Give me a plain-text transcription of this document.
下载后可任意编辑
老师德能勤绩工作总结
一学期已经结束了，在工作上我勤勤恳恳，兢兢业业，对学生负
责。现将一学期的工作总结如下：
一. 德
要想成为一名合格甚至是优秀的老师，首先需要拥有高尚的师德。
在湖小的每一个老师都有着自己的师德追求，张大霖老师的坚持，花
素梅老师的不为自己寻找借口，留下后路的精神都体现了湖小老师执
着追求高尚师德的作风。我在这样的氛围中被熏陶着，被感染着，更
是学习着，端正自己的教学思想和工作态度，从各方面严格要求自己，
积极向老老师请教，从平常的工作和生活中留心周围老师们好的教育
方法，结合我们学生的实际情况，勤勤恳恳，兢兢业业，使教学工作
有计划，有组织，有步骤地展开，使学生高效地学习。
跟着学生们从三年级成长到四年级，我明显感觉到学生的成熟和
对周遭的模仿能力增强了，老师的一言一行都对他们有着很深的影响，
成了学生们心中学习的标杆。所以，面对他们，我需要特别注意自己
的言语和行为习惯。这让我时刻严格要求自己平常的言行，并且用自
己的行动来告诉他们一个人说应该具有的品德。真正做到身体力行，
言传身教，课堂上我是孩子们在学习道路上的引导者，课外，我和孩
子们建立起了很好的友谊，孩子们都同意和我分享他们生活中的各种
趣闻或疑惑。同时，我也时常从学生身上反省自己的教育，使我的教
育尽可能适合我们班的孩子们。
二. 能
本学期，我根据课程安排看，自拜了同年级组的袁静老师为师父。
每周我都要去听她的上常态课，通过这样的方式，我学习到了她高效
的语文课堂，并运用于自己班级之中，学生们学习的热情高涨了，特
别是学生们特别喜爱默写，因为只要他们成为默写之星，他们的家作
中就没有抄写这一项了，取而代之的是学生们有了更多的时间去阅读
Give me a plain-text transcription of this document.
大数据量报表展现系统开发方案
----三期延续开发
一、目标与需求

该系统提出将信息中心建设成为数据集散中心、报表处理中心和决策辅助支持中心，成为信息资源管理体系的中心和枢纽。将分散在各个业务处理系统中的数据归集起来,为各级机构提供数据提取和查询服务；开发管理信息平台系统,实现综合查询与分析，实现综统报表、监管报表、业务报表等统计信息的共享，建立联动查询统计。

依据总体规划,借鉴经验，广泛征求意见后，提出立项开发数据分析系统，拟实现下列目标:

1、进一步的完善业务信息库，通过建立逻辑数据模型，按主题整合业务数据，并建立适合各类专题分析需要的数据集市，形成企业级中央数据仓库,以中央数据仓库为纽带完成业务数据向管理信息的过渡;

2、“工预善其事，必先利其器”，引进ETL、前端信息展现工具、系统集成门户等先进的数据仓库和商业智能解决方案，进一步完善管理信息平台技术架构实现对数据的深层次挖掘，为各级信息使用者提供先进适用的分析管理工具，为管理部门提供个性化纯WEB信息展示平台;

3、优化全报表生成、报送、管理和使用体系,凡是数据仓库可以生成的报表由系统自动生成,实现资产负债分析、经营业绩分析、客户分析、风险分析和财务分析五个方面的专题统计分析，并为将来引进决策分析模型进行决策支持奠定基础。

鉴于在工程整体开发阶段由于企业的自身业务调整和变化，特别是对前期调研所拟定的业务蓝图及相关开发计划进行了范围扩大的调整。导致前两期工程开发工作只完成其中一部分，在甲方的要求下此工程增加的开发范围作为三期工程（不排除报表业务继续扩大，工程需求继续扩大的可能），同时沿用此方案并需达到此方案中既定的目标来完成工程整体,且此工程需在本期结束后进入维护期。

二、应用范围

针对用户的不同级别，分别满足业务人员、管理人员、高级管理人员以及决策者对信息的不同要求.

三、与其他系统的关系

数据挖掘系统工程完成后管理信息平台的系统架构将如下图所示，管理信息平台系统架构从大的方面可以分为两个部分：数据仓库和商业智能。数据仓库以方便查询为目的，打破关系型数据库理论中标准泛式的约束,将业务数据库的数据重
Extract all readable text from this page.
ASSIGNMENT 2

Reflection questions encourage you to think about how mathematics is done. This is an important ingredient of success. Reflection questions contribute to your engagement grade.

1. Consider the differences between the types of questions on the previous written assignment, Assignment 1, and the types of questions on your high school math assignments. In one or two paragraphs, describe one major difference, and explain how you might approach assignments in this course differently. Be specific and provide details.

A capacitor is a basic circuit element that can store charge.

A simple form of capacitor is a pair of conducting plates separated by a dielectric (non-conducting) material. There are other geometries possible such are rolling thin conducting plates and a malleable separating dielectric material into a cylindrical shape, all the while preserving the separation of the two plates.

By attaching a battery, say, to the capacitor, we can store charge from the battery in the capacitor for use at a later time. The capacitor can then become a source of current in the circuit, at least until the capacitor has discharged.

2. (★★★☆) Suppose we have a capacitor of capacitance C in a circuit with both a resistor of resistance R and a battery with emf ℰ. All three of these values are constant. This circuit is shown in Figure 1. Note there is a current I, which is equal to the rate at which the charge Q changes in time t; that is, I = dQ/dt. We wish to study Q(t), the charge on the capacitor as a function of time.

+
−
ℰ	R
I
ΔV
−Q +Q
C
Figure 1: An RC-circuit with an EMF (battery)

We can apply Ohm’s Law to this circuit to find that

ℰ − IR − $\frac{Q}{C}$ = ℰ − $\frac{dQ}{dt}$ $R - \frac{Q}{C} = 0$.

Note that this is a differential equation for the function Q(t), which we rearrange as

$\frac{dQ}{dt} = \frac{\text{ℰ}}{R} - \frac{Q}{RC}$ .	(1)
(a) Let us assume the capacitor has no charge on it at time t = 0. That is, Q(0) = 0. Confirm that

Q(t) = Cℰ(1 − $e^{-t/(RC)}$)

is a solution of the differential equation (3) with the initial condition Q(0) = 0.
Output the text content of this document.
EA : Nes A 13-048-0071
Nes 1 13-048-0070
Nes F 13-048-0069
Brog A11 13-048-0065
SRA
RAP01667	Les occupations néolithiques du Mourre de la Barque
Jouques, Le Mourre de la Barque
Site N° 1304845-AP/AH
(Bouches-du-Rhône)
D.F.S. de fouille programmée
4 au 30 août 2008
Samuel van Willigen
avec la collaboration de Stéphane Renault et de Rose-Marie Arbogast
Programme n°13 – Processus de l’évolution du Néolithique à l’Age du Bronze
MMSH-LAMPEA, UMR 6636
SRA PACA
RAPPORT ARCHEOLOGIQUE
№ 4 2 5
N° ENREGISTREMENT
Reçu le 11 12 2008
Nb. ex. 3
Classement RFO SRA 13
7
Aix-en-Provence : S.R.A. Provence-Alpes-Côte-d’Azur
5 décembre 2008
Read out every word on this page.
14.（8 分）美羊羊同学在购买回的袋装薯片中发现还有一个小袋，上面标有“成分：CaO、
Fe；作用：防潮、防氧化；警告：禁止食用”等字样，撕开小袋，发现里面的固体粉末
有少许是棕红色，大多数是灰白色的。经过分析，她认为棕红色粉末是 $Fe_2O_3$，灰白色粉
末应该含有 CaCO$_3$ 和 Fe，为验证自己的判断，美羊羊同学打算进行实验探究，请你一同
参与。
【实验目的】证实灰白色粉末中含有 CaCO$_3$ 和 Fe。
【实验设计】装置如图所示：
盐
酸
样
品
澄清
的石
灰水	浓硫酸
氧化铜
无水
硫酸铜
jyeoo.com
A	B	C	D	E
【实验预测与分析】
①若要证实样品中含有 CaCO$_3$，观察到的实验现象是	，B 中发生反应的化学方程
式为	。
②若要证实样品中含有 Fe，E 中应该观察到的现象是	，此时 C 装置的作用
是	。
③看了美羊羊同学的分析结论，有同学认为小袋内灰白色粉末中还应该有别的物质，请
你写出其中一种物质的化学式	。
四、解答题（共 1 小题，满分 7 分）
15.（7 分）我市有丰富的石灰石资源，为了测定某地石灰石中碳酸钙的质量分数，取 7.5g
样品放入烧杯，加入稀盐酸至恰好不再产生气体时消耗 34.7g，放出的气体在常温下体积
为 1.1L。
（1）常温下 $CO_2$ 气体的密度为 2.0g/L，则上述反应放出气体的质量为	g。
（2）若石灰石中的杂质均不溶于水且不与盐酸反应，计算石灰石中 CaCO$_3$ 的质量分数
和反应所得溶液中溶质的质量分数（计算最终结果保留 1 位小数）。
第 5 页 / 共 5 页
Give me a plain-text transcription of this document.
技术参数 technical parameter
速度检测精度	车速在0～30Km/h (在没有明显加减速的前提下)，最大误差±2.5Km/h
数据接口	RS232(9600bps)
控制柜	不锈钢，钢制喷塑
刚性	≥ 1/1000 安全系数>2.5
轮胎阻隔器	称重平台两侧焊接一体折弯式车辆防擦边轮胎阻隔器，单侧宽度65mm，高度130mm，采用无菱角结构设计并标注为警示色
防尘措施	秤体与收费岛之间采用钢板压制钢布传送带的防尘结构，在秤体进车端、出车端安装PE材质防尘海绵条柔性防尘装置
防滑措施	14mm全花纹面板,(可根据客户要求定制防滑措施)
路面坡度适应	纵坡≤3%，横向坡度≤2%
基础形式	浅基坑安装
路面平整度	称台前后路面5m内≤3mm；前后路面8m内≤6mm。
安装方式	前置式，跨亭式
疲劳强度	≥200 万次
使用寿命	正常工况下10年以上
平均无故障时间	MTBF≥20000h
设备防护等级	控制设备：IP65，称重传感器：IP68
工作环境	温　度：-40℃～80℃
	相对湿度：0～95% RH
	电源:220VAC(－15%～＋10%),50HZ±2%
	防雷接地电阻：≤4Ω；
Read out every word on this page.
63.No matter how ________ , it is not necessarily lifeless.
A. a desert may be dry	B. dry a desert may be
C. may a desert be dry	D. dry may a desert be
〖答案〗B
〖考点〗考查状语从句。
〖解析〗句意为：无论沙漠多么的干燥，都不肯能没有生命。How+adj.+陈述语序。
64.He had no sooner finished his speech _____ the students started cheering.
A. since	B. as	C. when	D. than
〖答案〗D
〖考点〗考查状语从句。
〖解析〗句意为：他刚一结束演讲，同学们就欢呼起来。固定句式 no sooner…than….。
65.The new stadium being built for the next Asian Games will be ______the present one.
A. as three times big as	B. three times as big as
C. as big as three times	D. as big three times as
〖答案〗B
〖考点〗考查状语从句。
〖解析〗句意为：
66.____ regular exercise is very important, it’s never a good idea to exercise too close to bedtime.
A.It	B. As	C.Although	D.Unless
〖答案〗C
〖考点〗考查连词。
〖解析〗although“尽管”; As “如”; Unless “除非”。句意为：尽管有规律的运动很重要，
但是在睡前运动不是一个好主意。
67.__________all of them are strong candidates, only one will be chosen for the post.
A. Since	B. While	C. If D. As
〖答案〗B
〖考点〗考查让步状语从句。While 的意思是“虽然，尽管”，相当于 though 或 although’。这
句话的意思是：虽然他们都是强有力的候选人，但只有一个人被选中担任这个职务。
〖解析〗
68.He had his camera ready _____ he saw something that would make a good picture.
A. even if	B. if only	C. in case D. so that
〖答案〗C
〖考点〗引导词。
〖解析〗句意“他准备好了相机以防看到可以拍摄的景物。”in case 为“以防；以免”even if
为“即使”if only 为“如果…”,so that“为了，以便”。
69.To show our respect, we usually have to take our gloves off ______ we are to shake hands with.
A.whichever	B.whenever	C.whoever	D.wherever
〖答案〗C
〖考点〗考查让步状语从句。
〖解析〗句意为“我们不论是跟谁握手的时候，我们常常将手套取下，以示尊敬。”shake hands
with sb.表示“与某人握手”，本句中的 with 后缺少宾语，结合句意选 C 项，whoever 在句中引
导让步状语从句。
***
**Objective**
All lines above with "store" in them should be returned.

**Answer to the exercise**
A capacitor is a basic circuit element that can store charge.
By attaching a battery, say, to the capacitor, we can store charge from the battery in the capacitor for use at a later time. The capacitor can then become a source of current in the circuit, at least until the capacitor has discharged.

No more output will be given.